-- WORK TO COMPLETE --
Your answer should be a single number: the count of lines in the material below that hold "trên".

Collection entries
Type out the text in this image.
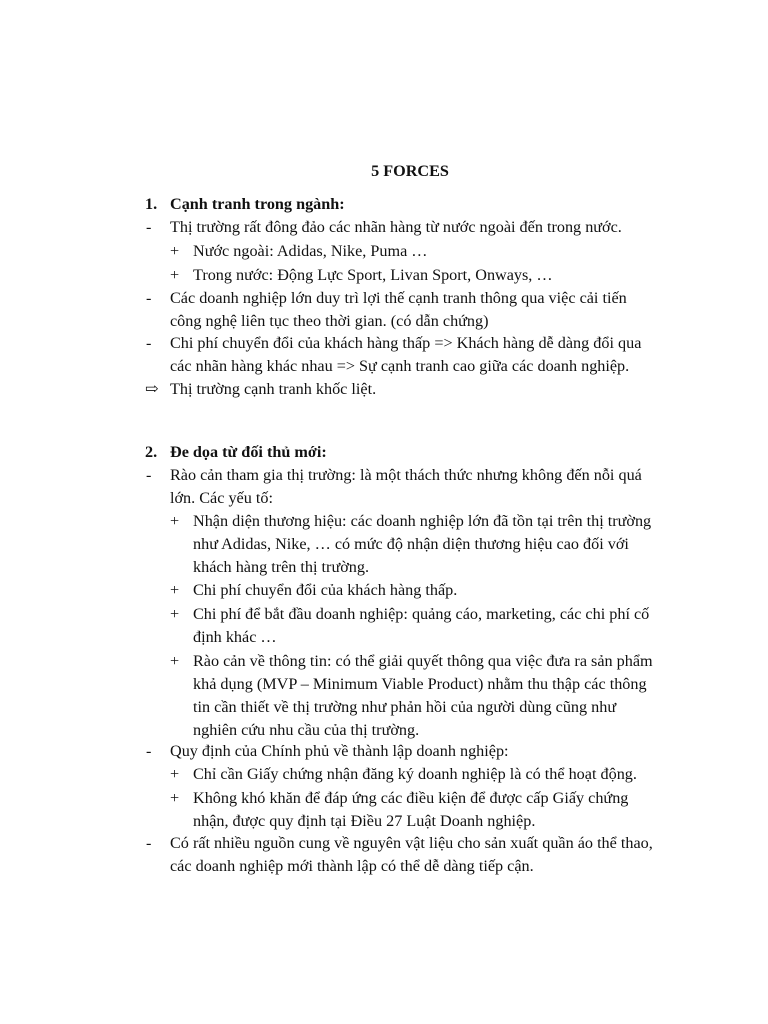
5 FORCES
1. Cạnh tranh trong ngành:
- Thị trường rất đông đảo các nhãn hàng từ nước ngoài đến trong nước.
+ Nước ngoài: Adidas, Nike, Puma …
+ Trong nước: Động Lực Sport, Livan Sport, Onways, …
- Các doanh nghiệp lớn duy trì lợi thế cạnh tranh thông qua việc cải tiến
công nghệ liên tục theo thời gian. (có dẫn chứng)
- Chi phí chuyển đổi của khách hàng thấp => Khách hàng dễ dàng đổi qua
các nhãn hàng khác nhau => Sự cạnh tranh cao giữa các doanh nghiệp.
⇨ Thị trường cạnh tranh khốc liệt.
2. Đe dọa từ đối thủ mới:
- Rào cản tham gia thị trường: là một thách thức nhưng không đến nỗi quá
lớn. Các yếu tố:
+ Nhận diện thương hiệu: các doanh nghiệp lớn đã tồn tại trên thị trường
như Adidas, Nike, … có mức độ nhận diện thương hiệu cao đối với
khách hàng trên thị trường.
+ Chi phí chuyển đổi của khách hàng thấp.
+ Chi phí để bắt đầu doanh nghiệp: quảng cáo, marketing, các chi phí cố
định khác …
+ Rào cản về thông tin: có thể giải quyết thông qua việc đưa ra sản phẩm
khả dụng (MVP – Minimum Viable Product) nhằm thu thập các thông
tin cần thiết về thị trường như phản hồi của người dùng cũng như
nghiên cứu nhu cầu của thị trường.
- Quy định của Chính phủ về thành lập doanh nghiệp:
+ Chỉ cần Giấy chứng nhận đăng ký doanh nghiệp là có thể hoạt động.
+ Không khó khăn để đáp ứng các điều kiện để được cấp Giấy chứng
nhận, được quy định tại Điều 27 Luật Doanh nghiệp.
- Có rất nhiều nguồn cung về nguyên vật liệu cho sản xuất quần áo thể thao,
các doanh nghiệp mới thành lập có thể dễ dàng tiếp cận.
* * *
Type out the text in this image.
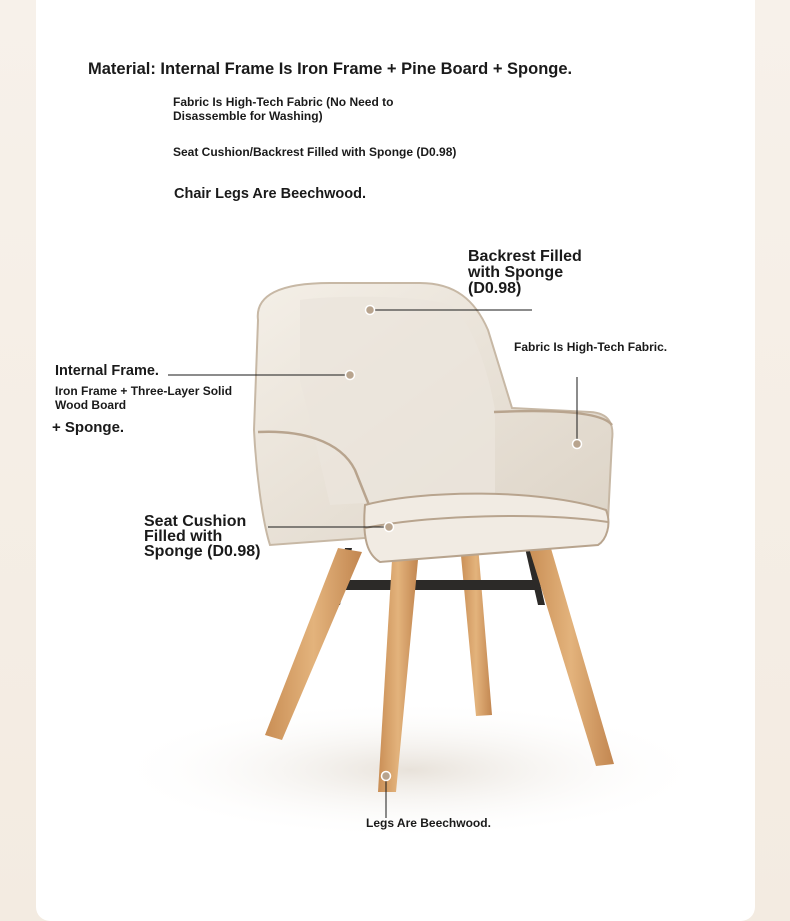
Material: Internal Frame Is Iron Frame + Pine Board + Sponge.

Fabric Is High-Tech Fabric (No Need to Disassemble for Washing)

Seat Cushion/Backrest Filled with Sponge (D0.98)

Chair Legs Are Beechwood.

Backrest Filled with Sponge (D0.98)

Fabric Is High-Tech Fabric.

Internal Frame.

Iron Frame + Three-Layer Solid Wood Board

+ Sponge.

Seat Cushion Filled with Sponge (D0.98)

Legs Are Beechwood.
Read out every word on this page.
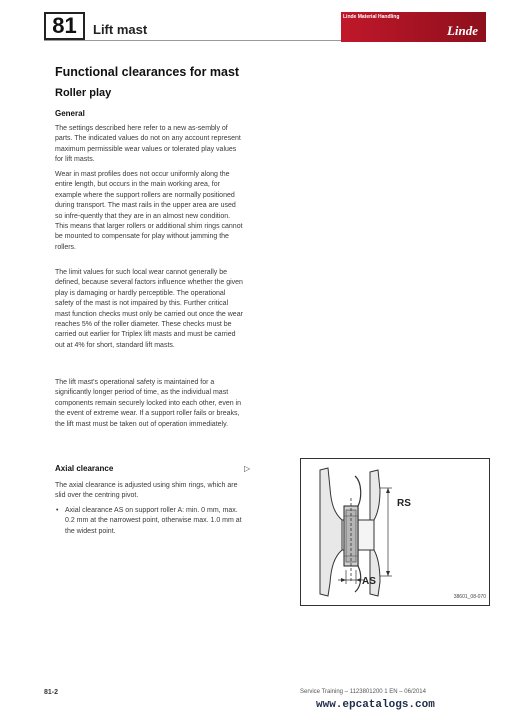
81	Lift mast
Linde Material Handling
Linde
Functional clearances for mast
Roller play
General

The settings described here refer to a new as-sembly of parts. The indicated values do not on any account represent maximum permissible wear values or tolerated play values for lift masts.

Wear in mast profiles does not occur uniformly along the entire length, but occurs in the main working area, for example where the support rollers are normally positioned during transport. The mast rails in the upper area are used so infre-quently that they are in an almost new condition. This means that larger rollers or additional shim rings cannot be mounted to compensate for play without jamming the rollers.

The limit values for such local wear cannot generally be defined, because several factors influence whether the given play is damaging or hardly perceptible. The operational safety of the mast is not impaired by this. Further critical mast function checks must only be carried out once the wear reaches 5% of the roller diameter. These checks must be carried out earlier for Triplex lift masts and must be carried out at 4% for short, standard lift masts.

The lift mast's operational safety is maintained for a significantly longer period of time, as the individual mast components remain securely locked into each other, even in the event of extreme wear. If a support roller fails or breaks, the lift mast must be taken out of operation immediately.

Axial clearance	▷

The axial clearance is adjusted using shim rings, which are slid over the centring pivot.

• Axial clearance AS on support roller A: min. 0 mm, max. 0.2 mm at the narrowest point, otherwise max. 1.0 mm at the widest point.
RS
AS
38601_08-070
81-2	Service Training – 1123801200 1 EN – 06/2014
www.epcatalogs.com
* * *
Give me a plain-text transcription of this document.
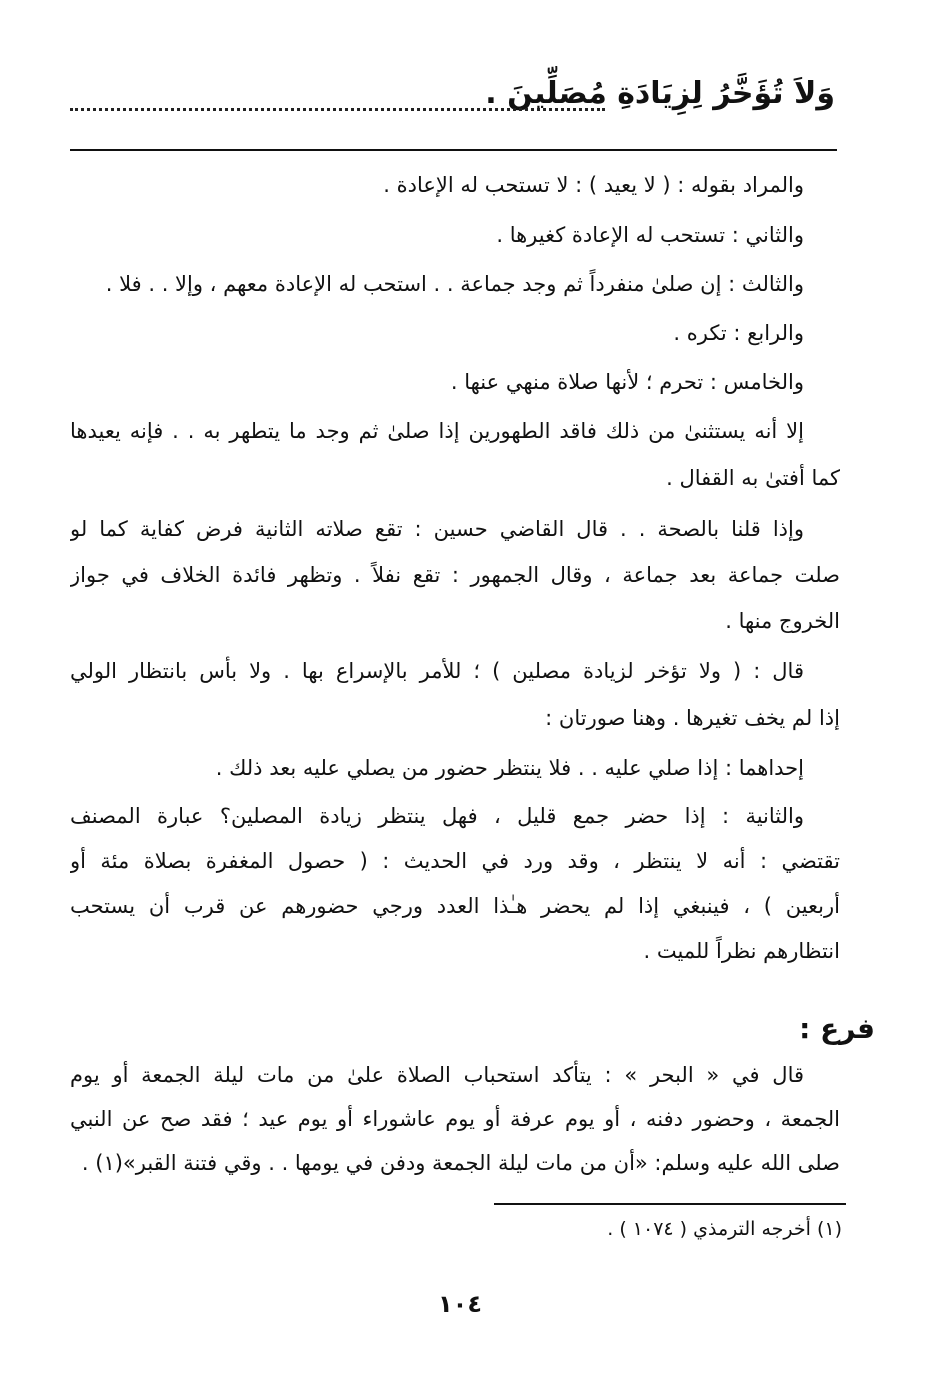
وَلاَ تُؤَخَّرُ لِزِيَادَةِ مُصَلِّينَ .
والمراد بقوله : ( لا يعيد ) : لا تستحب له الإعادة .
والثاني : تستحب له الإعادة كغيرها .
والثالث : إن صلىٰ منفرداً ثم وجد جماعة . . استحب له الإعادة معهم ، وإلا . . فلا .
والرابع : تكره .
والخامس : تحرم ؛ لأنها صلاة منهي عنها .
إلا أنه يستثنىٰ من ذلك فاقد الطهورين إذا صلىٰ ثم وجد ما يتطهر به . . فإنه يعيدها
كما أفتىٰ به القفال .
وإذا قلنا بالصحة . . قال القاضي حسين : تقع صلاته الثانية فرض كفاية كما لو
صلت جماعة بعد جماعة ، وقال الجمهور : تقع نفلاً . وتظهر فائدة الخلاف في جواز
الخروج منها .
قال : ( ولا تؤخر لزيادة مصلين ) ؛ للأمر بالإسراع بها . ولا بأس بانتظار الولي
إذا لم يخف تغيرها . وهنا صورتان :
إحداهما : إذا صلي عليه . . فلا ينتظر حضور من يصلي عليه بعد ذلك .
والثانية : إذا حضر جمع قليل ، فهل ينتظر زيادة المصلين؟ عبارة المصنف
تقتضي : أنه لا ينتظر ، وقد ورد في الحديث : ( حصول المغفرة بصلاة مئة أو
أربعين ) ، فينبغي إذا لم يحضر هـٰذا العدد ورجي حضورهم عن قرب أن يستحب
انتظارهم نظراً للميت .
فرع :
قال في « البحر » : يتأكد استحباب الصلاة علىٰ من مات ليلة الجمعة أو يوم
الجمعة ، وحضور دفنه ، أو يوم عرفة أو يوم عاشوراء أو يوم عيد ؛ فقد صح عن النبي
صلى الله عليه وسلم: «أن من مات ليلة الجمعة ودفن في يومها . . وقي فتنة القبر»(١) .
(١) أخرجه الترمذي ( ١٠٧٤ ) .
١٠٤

-- EXERCISE SOLUTION --
2